**任务**
1 – 关于 Flink Job 运行过程的原文在背景部分提到要借助 Flink Shell 把几部分内容串联起来。请用一到三句话说明作者这样做的原因。
2 – 请接着关于 Flink Job 运行过程的原文,从其停止之处续写下去。

**原文**

————————

一文搞定 Flink Job 的运行过程

背景

之前我们知道了Flink 是如何生成 StreamGraph 以及 如何生成 job 和 如何生成Task,现在我们通过 Flink Shell 将他们串起来,这样我们就学习了从写代码开始到 Flink 运行 task 的整个过程是怎么样的。

正文

我们经常通过 Flink Shell 提交代码,如 flink run -p 2 -m yarn-cluster -ynm test -c test ./test-1.0-SNAPSHOT.jar "file" "./test.properties"&通过 flink shell 我们可以知道 org.apache.flink.client.cli.CliFrontend 为整个 Flink Job 的入口类

/**
     * Submits the job based on the arguments.
     */
    public static void main(final String[] args) {
        EnvironmentInformation.logEnvironmentInfo(LOG, "Command Line Client", args);

        // 1. find the configuration directory
        final String configurationDirectory = getConfigurationDirectoryFromEnv();

        // 2. load the global configuration
        final Configuration configuration = GlobalConfiguration.loadConfiguration(configurationDirectory);

        // 3. load the custom command lines
        final List> customCommandLines = loadCustomCommandLines(
            configuration,
            configurationDirectory);

        try {
            final CliFrontend cli = new CliFrontend(
                configuration,
                customCommandLines);

            SecurityUtils.install(new SecurityConfiguration(cli.configuration));
            int retCode = SecurityUtils.getInstalledContext()

————————

**所给数据**
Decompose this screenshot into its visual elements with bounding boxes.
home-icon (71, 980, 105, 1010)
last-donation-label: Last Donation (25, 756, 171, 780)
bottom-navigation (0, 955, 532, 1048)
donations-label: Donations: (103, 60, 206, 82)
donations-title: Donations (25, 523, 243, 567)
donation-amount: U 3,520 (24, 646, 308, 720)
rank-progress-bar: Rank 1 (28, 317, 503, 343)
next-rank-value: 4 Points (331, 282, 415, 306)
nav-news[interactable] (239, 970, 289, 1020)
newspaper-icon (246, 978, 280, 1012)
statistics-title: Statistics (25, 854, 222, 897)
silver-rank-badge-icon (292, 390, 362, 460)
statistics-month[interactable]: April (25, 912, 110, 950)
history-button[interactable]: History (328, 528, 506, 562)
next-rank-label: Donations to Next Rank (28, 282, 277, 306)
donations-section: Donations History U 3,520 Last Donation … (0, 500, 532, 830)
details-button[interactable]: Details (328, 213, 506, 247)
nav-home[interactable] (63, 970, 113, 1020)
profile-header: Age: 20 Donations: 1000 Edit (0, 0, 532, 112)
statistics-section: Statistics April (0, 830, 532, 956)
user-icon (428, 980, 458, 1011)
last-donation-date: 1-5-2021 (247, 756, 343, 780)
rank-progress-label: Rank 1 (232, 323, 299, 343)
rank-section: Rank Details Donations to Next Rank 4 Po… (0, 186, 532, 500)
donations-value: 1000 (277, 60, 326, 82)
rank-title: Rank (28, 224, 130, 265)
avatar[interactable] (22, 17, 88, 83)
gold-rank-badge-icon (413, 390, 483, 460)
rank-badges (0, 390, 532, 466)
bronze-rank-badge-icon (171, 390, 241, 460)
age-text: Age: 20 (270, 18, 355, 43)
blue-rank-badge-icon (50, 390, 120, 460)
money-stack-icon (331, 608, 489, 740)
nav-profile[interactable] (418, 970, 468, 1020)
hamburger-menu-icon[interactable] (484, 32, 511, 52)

————————

**结果**
1 – 此前已分别了解了 Flink 如何生成 StreamGraph、如何生成 job 以及如何生成 Task。借助 Flink Shell 把它们串联起来,就能学到从编写代码开始到 Flink 运行 task 的整个过程。

2 –
                    .runSecured(() -> cli.parseParameters(args));
            System.exit(retCode);
        }
        catch (Throwable t) {
            final Throwable strippedThrowable = ExceptionUtils.stripException(t, UndeclaredThrowableException.class);
            LOG.error("Fatal error while running command line interface.", strippedThrowable);
            strippedThrowable.printStackTrace();
            System.exit(31);
        }
    }

main 很简单,主要就两步,发现并加载配置文件,加载并解析命令。在解析命令的过程当中,如果传入的命令是 run,则可以一直追踪到 executeProgram 方法

protected void executeProgram(PackagedProgram program, ClusterClient client, int parallelism) throws ProgramMissingJobException, ProgramInvocationException {
        logAndSysout("Starting execution of program");
        final JobSubmissionResult result = client.run(program, parallelism);
        ......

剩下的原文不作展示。